EXERCISE INSTRUCTIONS: Would it be possible to write out each entry below exactly, without the pictures?

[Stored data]
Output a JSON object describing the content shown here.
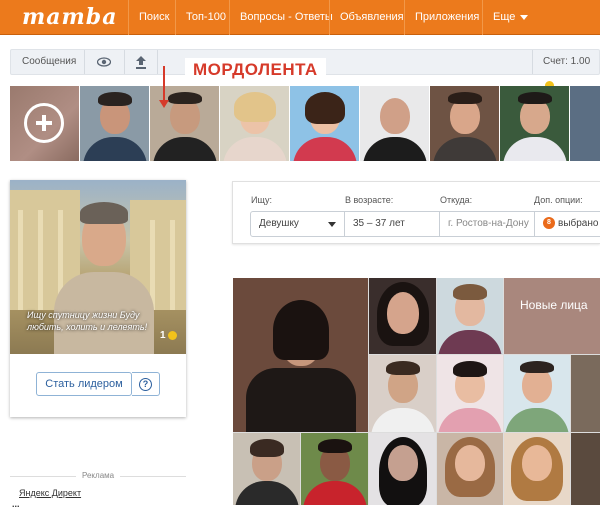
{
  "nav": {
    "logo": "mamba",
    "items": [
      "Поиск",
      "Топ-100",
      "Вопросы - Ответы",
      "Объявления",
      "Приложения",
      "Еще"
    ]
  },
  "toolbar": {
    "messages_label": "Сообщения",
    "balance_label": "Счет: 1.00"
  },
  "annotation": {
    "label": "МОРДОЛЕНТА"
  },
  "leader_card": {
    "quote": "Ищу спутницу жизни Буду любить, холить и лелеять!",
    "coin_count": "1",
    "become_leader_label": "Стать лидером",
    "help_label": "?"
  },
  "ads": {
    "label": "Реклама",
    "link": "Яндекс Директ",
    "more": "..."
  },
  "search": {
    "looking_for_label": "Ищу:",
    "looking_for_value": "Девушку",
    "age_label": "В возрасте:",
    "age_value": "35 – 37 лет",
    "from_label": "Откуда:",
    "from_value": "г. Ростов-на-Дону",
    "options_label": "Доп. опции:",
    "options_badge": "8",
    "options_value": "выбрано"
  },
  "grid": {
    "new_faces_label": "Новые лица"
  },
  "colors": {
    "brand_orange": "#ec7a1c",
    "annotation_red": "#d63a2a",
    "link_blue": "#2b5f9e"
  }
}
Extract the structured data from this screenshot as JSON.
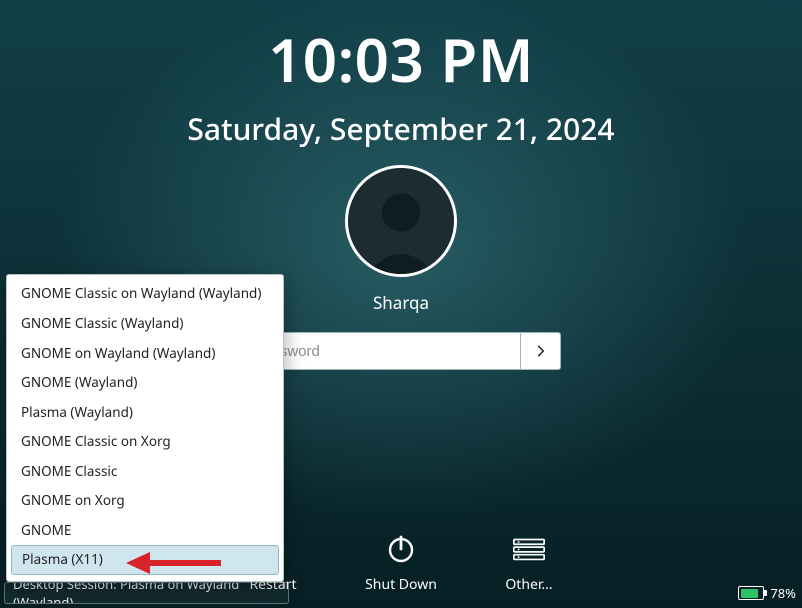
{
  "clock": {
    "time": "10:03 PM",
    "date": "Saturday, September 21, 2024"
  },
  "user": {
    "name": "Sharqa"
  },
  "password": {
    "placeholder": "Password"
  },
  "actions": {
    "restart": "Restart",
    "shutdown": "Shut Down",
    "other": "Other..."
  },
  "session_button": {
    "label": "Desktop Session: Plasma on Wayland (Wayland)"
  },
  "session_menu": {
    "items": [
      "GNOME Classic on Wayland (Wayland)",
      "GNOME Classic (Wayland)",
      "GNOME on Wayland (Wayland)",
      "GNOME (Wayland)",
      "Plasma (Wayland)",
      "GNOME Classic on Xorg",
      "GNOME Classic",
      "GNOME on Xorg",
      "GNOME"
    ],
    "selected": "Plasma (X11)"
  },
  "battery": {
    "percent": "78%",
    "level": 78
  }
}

ANSWER FOR THE TASK:
Output a JSON object describing the content shown here.
{
  "nav": {
    "logo": "mamba",
    "items": [
      "Поиск",
      "Топ-100",
      "Вопросы - Ответы",
      "Объявления",
      "Приложения",
      "Еще"
    ]
  },
  "toolbar": {
    "messages_label": "Сообщения",
    "balance_label": "Счет: 1.00"
  },
  "annotation": {
    "label": "МОРДОЛЕНТА"
  },
  "leader_card": {
    "quote": "Ищу спутницу жизни Буду любить, холить и лелеять!",
    "coin_count": "1",
    "become_leader_label": "Стать лидером",
    "help_label": "?"
  },
  "ads": {
    "label": "Реклама",
    "link": "Яндекс Директ",
    "more": "..."
  },
  "search": {
    "looking_for_label": "Ищу:",
    "looking_for_value": "Девушку",
    "age_label": "В возрасте:",
    "age_value": "35 – 37 лет",
    "from_label": "Откуда:",
    "from_value": "г. Ростов-на-Дону",
    "options_label": "Доп. опции:",
    "options_badge": "8",
    "options_value": "выбрано"
  },
  "grid": {
    "new_faces_label": "Новые лица"
  },
  "colors": {
    "brand_orange": "#ec7a1c",
    "annotation_red": "#d63a2a",
    "link_blue": "#2b5f9e"
  }
}
Extract the structured data from this screenshot as JSON.
{
  "clock": {
    "time": "10:03 PM",
    "date": "Saturday, September 21, 2024"
  },
  "user": {
    "name": "Sharqa"
  },
  "password": {
    "placeholder": "Password"
  },
  "actions": {
    "restart": "Restart",
    "shutdown": "Shut Down",
    "other": "Other..."
  },
  "session_button": {
    "label": "Desktop Session: Plasma on Wayland (Wayland)"
  },
  "session_menu": {
    "items": [
      "GNOME Classic on Wayland (Wayland)",
      "GNOME Classic (Wayland)",
      "GNOME on Wayland (Wayland)",
      "GNOME (Wayland)",
      "Plasma (Wayland)",
      "GNOME Classic on Xorg",
      "GNOME Classic",
      "GNOME on Xorg",
      "GNOME"
    ],
    "selected": "Plasma (X11)"
  },
  "battery": {
    "percent": "78%",
    "level": 78
  }
}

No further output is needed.